++++ MATERIAL FOR THIS TASK

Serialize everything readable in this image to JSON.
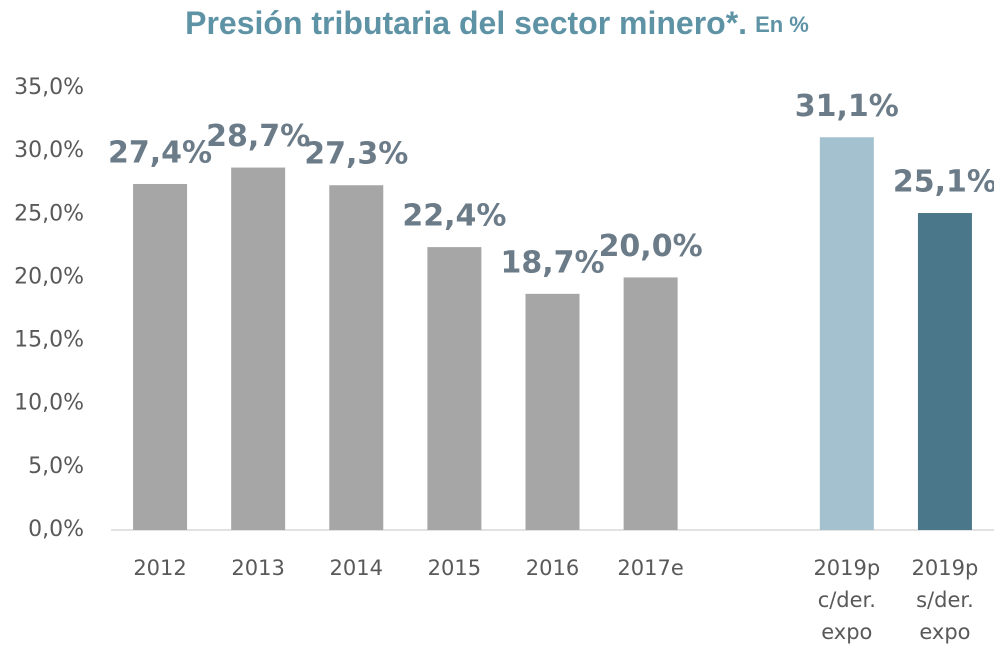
{
  "chart_data": {
    "type": "bar",
    "title": "Presión tributaria del sector minero*.",
    "subtitle": "En %",
    "categories": [
      "2012",
      "2013",
      "2014",
      "2015",
      "2016",
      "2017e",
      null,
      "2019p c/der. expo",
      "2019p s/der. expo"
    ],
    "values": [
      27.4,
      28.7,
      27.3,
      22.4,
      18.7,
      20.0,
      null,
      31.1,
      25.1
    ],
    "value_labels": [
      "27,4%",
      "28,7%",
      "27,3%",
      "22,4%",
      "18,7%",
      "20,0%",
      null,
      "31,1%",
      "25,1%"
    ],
    "colors": [
      "#a6a6a6",
      "#a6a6a6",
      "#a6a6a6",
      "#a6a6a6",
      "#a6a6a6",
      "#a6a6a6",
      null,
      "#a3c1ce",
      "#4a7789"
    ],
    "ylim": [
      0,
      35
    ],
    "yticks": [
      {
        "value": 0,
        "label": "0,0%"
      },
      {
        "value": 5,
        "label": "5,0%"
      },
      {
        "value": 10,
        "label": "10,0%"
      },
      {
        "value": 15,
        "label": "15,0%"
      },
      {
        "value": 20,
        "label": "20,0%"
      },
      {
        "value": 25,
        "label": "25,0%"
      },
      {
        "value": 30,
        "label": "30,0%"
      },
      {
        "value": 35,
        "label": "35,0%"
      }
    ],
    "grid": false
  }
}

++++++++

EXERCISE DETAILS - Leave out every picture and copy the rest of the records exactly.

SOLUTION TO THIS EXERCISE -
Serialize everything readable in this image to JSON.
{
  "chart_data": {
    "type": "bar",
    "title": "Presión tributaria del sector minero*.",
    "subtitle": "En %",
    "categories": [
      "2012",
      "2013",
      "2014",
      "2015",
      "2016",
      "2017e",
      null,
      "2019p c/der. expo",
      "2019p s/der. expo"
    ],
    "values": [
      27.4,
      28.7,
      27.3,
      22.4,
      18.7,
      20.0,
      null,
      31.1,
      25.1
    ],
    "value_labels": [
      "27,4%",
      "28,7%",
      "27,3%",
      "22,4%",
      "18,7%",
      "20,0%",
      null,
      "31,1%",
      "25,1%"
    ],
    "colors": [
      "#a6a6a6",
      "#a6a6a6",
      "#a6a6a6",
      "#a6a6a6",
      "#a6a6a6",
      "#a6a6a6",
      null,
      "#a3c1ce",
      "#4a7789"
    ],
    "ylim": [
      0,
      35
    ],
    "yticks": [
      {
        "value": 0,
        "label": "0,0%"
      },
      {
        "value": 5,
        "label": "5,0%"
      },
      {
        "value": 10,
        "label": "10,0%"
      },
      {
        "value": 15,
        "label": "15,0%"
      },
      {
        "value": 20,
        "label": "20,0%"
      },
      {
        "value": 25,
        "label": "25,0%"
      },
      {
        "value": 30,
        "label": "30,0%"
      },
      {
        "value": 35,
        "label": "35,0%"
      }
    ],
    "grid": false
  }
}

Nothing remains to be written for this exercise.